▶ _Exercise aim_
The records should be repeated word for word, pictures excluded.

• • • • •

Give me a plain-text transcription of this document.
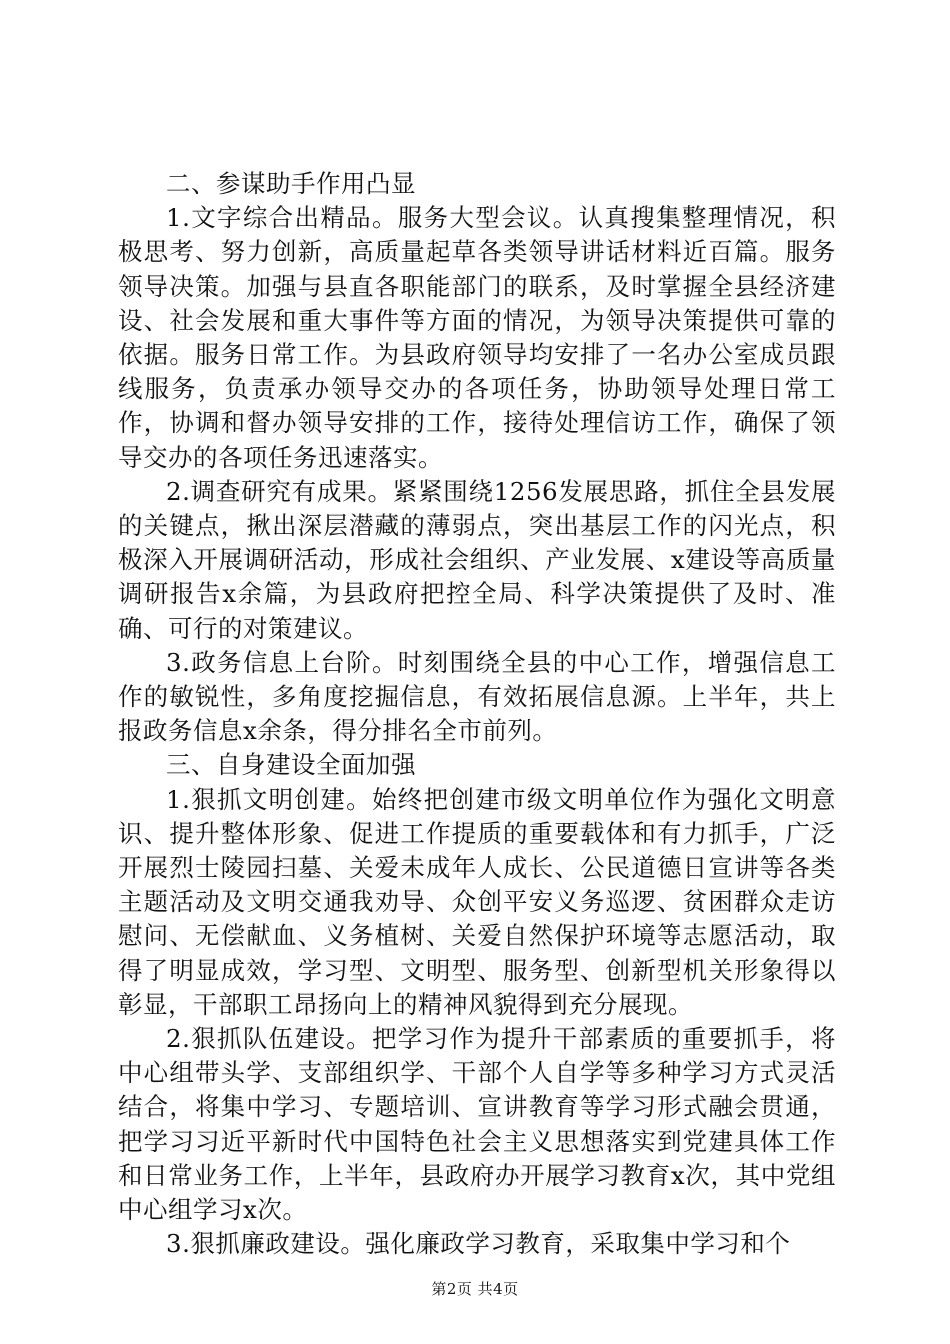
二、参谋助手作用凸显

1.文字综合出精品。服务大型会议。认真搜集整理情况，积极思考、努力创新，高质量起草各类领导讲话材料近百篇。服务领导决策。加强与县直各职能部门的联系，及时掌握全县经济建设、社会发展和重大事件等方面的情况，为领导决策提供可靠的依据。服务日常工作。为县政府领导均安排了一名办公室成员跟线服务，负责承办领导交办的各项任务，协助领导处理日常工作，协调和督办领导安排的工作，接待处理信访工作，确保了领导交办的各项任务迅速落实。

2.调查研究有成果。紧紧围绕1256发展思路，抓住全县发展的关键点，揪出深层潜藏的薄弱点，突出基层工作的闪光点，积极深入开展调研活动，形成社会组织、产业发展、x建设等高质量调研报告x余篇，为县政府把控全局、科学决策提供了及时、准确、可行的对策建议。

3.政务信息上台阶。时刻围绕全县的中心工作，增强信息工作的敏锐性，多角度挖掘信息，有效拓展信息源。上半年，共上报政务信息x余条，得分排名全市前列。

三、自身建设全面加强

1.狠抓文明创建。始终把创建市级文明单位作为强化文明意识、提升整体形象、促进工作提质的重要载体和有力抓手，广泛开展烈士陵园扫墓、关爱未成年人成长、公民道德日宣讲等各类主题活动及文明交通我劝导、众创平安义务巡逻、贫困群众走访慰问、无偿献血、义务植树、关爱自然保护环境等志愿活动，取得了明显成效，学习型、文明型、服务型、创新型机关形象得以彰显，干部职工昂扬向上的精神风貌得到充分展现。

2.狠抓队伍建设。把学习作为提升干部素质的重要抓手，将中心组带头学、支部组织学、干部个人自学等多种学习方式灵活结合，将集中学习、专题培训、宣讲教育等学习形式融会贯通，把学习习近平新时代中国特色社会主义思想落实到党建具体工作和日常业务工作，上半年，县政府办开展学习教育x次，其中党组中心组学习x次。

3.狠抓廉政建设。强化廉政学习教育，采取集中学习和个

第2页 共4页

• • • • •

▶ _Final answer_
Give me a plain-text transcription of this document.
二、参谋助手作用凸显

1.文字综合出精品。服务大型会议。认真搜集整理情况，积极思考、努力创新，高质量起草各类领导讲话材料近百篇。服务领导决策。加强与县直各职能部门的联系，及时掌握全县经济建设、社会发展和重大事件等方面的情况，为领导决策提供可靠的依据。服务日常工作。为县政府领导均安排了一名办公室成员跟线服务，负责承办领导交办的各项任务，协助领导处理日常工作，协调和督办领导安排的工作，接待处理信访工作，确保了领导交办的各项任务迅速落实。

2.调查研究有成果。紧紧围绕1256发展思路，抓住全县发展的关键点，揪出深层潜藏的薄弱点，突出基层工作的闪光点，积极深入开展调研活动，形成社会组织、产业发展、x建设等高质量调研报告x余篇，为县政府把控全局、科学决策提供了及时、准确、可行的对策建议。

3.政务信息上台阶。时刻围绕全县的中心工作，增强信息工作的敏锐性，多角度挖掘信息，有效拓展信息源。上半年，共上报政务信息x余条，得分排名全市前列。

三、自身建设全面加强

1.狠抓文明创建。始终把创建市级文明单位作为强化文明意识、提升整体形象、促进工作提质的重要载体和有力抓手，广泛开展烈士陵园扫墓、关爱未成年人成长、公民道德日宣讲等各类主题活动及文明交通我劝导、众创平安义务巡逻、贫困群众走访慰问、无偿献血、义务植树、关爱自然保护环境等志愿活动，取得了明显成效，学习型、文明型、服务型、创新型机关形象得以彰显，干部职工昂扬向上的精神风貌得到充分展现。

2.狠抓队伍建设。把学习作为提升干部素质的重要抓手，将中心组带头学、支部组织学、干部个人自学等多种学习方式灵活结合，将集中学习、专题培训、宣讲教育等学习形式融会贯通，把学习习近平新时代中国特色社会主义思想落实到党建具体工作和日常业务工作，上半年，县政府办开展学习教育x次，其中党组中心组学习x次。

3.狠抓廉政建设。强化廉政学习教育，采取集中学习和个

第2页 共4页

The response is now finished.